- TASK REQUIREMENTS
A. Print the stretch of the fee ruling excerpt from "The Court finds" through "graduation in 2002.".
B. List every numerical figure stated in the fee ruling excerpt, including lengths of time, dollar amounts and years.
C. According to the fee ruling excerpt, why does the Court find that Attorney Mahle's affidavit does not support her requested rate?

- DOCUMENT SEGMENT
- - - -

The Court finds that Attorney Mahle's affidavit does not make clear that she has been practicing law without interruption for the entire ten-and-a-half-year period for which she seeks credit, and does not sufficiently identify the types of law she practiced during that time. While the Court is not persuaded by Defendant's unsupported contention that the experience Attorney Mahle accrued outside of Pennsylvania should be entirely discounted in determining a reasonable hourly rate for her work, the Court agrees that her affidavit lacks a sufficient level of specificity to support her requested rate. The Court notes that Plaintiffs have submitted affidavits from experienced attorneys who attest that a rate of $285 per hour is reasonable for Attorney Mahle. These affidavits similarly fail to clearly delineate the specifics of Attorney Mahle's experience since law school graduation in 2002.

- - - -

- ENTRIES SHOWN
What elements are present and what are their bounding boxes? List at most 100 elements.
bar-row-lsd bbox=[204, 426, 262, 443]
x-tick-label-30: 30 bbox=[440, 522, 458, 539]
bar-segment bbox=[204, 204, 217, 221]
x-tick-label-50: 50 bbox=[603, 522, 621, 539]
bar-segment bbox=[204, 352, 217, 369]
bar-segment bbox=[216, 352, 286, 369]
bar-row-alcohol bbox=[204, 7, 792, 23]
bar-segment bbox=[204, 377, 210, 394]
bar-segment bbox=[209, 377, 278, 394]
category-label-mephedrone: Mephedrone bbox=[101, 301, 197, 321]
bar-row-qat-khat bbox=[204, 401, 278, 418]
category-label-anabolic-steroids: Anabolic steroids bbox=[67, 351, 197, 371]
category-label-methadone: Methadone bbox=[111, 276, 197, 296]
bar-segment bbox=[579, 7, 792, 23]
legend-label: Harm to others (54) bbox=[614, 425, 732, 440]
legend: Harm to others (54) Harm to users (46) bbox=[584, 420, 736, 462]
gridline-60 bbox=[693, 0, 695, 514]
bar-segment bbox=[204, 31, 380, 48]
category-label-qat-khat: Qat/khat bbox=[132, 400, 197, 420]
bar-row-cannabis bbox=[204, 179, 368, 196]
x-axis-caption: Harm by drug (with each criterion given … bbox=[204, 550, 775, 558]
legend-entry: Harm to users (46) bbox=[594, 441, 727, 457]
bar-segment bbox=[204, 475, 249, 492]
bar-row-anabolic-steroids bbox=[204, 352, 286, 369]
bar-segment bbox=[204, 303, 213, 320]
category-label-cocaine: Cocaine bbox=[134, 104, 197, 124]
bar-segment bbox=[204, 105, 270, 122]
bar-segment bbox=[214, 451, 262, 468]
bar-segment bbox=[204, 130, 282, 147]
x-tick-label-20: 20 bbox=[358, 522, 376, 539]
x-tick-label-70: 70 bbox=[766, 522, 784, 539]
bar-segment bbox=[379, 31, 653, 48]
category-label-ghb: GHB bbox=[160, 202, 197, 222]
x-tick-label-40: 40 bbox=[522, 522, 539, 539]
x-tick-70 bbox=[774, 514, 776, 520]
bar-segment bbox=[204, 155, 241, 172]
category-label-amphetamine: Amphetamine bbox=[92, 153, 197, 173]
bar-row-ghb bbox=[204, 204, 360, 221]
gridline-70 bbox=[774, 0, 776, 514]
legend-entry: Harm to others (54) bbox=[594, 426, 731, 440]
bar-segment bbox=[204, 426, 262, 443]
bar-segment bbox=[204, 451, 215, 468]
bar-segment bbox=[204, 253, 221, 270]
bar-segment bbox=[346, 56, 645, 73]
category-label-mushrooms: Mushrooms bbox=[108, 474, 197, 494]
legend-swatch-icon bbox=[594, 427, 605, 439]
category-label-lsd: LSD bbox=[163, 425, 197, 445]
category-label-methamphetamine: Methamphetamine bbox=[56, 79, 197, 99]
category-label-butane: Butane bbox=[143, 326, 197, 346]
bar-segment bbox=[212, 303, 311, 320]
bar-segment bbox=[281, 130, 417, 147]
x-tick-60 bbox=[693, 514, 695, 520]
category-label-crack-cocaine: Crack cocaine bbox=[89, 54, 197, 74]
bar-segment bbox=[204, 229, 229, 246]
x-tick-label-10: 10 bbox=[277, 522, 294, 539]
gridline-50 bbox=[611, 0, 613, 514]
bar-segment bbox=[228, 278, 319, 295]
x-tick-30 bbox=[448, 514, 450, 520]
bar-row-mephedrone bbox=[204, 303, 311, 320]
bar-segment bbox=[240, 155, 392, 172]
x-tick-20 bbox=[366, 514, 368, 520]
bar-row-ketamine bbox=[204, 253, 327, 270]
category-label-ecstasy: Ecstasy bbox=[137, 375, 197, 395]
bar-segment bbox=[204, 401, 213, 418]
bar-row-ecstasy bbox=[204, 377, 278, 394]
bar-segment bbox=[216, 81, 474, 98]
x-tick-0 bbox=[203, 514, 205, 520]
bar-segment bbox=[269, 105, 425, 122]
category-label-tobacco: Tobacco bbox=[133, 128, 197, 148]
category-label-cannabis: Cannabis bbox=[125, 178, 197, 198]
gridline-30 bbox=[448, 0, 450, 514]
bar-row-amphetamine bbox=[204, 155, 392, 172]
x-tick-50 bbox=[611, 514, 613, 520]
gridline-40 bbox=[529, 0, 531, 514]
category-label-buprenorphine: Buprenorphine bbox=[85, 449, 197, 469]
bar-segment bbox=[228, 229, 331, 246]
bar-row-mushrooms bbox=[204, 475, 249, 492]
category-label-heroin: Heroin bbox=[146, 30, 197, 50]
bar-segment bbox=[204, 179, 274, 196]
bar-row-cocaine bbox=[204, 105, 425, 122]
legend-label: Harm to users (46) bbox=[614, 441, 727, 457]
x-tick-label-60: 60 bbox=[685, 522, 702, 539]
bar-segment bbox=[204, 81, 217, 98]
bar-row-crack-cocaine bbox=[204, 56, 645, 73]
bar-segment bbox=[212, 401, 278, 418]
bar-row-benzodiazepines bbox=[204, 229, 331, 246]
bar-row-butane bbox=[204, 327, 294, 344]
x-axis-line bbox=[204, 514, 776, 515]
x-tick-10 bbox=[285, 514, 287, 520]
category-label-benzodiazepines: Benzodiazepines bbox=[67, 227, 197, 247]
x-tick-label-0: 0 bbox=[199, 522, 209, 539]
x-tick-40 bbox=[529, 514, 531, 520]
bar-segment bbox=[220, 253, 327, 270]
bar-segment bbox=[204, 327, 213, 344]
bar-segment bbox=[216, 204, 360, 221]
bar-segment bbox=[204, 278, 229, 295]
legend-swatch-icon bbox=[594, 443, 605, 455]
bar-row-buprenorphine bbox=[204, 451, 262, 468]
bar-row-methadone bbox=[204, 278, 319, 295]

- - - -

- SOLUTIONS FOR EACH TASK
A.
The Court finds that Attorney Mahle's affidavit does not make clear that she has been practicing law without interruption for the entire ten-and-a-half-year period for which she seeks credit, and does not sufficiently identify the types of law she practiced during that time. While the Court is not persuaded by Defendant's unsupported contention that the experience Attorney Mahle accrued outside of Pennsylvania should be entirely discounted in determining a reasonable hourly rate for her work, the Court agrees that her affidavit lacks a sufficient level of specificity to support her requested rate. The Court notes that Plaintiffs have submitted affidavits from experienced attorneys who attest that a rate of $285 per hour is reasonable for Attorney Mahle. These affidavits similarly fail to clearly delineate the specifics of Attorney Mahle's experience since law school graduation in 2002.

B.
- ten and a half years (the period for which Attorney Mahle seeks credit)
- $285 per hour (the rate the other attorneys' affidavits call reasonable)
- 2002 (the year Attorney Mahle graduated from law school)

C. The affidavit lacks enough specificity. It does not make clear that she practiced law without interruption for the entire ten-and-a-half-year period for which she seeks credit. It also does not sufficiently identify the types of law she practiced during that time.